### ESTRATTO DEL TESTO

E’ comunque opportuno sottolineare un ulteriore aspetto in merito all’arbitrato, che coinvolge direttamente le prerogative sindacali.


Il primo inciso del citato comma 10 dell’art. 31 prevede che la pattuizione delle clausole arbitrali, nei termini e con le modalità ora illustrate nei tratti essenziali, è possibile solo “ove ciò sia previsto da accordi interconfederali o contratti collettivi di lavoro stipulati dalle organizzazioni dei datori di lavoro e dei lavoratori comparativamente più rappresentative sul piano nazionale.”


Ma, prosegue la norma, “in assenza degli accordi interconfederali o contratti collettivi… trascorsi dodici mesi dalla data di entrata in vigore della presente legge, il Ministro del lavoro e delle politiche sociali convoca le (predette) organizzazioni al fine di promuovere l’accordo. In caso di mancata stipulazione dell’accordo di cui al periodo precedente, entro i sei mesi successivi alla data di convocazione, il Ministro del lavoro e delle politiche sociali, con proprio decreto, tenuto contro delle risultanze istruttorie del confronto tra le parti sociali, individua in via sperimentale, fatta salva la possibilità di integrazioni e deroghe derivanti da eventuali successivi accordi interconfederali o contratti collettivi, le modalità di attuazione e di piena operatività delle disposizioni di cui al comma 10.”

######

INDICAZIONI E REQUISITI: Prosegua l'estratto sull'arbitrato e sulle prerogative sindacali, riprendendo subito dopo l'ultimo periodo riportato.

### DATI FORNITI

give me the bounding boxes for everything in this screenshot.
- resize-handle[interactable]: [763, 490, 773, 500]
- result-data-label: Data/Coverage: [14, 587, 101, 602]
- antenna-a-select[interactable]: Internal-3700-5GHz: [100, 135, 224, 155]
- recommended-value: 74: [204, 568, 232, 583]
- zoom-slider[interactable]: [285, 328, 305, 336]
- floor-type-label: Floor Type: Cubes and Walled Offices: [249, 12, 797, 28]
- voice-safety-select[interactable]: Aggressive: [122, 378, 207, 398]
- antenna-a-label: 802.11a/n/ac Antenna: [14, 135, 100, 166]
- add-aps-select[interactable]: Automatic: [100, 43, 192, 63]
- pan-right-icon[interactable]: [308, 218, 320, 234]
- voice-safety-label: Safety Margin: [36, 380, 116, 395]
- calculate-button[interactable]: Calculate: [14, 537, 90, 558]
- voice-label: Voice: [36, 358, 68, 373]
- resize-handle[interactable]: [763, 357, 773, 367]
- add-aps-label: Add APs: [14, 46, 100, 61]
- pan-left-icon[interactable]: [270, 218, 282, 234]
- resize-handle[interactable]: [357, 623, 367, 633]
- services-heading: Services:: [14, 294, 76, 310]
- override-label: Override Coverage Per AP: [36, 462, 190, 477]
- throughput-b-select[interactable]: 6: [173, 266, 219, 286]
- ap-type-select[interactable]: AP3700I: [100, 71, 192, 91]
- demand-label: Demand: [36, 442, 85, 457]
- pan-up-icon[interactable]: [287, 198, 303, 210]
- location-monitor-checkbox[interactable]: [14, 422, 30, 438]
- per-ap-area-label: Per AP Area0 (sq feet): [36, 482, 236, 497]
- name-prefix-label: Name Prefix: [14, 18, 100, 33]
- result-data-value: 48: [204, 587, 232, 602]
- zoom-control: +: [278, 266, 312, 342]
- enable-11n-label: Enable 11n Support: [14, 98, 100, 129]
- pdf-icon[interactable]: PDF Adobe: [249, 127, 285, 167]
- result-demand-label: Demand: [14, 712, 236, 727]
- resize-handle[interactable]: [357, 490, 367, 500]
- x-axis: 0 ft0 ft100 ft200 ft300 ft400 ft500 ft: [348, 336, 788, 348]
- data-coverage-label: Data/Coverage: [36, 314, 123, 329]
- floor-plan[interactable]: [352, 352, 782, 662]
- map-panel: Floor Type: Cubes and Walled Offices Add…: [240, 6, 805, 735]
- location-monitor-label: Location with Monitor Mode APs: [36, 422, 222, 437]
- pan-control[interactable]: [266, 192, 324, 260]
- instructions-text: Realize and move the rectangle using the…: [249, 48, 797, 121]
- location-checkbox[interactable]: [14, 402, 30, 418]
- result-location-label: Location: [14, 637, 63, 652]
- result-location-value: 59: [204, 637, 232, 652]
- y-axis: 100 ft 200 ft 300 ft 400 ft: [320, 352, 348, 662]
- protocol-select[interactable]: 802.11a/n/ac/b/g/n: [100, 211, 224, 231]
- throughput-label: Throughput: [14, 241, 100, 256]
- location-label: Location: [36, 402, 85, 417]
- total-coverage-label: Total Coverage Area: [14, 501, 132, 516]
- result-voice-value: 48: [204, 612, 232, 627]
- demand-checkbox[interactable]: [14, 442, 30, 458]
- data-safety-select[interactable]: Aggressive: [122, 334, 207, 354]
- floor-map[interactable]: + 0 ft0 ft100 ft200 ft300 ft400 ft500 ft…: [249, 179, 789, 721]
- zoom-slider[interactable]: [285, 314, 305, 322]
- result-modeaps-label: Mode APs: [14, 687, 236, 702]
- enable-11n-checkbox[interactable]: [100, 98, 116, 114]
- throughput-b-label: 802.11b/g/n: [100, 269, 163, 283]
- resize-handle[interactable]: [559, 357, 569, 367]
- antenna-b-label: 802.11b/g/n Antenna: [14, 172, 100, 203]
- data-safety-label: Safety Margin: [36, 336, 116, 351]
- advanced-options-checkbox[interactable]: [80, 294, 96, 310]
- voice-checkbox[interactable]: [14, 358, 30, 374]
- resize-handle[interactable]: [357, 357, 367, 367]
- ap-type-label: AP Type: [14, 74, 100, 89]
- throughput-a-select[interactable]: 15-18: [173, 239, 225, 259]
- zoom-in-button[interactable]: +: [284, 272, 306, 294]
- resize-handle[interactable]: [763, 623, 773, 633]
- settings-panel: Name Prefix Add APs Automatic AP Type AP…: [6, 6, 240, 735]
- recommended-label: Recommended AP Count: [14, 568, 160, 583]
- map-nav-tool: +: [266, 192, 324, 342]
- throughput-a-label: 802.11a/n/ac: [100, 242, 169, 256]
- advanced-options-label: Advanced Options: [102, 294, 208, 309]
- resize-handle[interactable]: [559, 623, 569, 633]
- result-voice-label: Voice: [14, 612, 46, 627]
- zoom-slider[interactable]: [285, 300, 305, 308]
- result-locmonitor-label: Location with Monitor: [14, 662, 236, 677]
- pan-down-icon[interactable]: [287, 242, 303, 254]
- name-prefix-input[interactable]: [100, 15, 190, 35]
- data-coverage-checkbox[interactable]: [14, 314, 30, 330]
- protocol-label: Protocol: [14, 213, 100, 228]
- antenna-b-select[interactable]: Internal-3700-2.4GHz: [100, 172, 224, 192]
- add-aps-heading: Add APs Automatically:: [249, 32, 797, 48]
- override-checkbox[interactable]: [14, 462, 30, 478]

######

RISPOSTA ALL'ESERCIZIO:
Il ruolo delle Organizzazioni sindacali in proposito risulta, pertanto, solo apparentemente valorizzato ma, in realtà, esso è chiaramente ridotto. Se un Sindacato, infatti, ritenesse di non voler stipulare un accordo sull’arbitrato, non consentendo in tal modo la stipulazione delle clausole compromissorie da parte dei suoi rappresentati, il Ministro del lavoro potrà avocare a sé la determinazione della relativa disciplina, aprendo la strada all’arbitrato medesimo. Peraltro – e ciò era stato già rilevato dal Presidente della Repubblica nel suo Messaggio del 31 marzo 2010 – non è chiara la natura normativa, nella forma e nella sostanza, dell’eventuale decreto del Ministro del lavoro, come non ne sono determinati i relativi contenuti.


In conclusione, dopo una disamina degli aspetti principali della riforma in materia di certificazione del contratto individuale di lavoro e dell’arbitrato, risulta evidente che la volontà del legislatore è quella di modificare profondamente la struttura dell’odierno diritto del lavoro, non utilizzando però strumenti di natura sostanziale, bensì incidendo sulla normativa processuale; sulla normativa, cioè, finalizzata, almeno fino ad oggi, alla concreta applicazione delle norme di tutela. Obiettivo delle modifiche, più volte proclamato, è quello della riduzione del contenzioso e della sua più rapida definizione. Personalmente ritengo, invece, che il contenzioso in realtà provvederà ad aumentare, proprio in virtù dei problemi che nasceranno dall’applicazione delle nuove norme.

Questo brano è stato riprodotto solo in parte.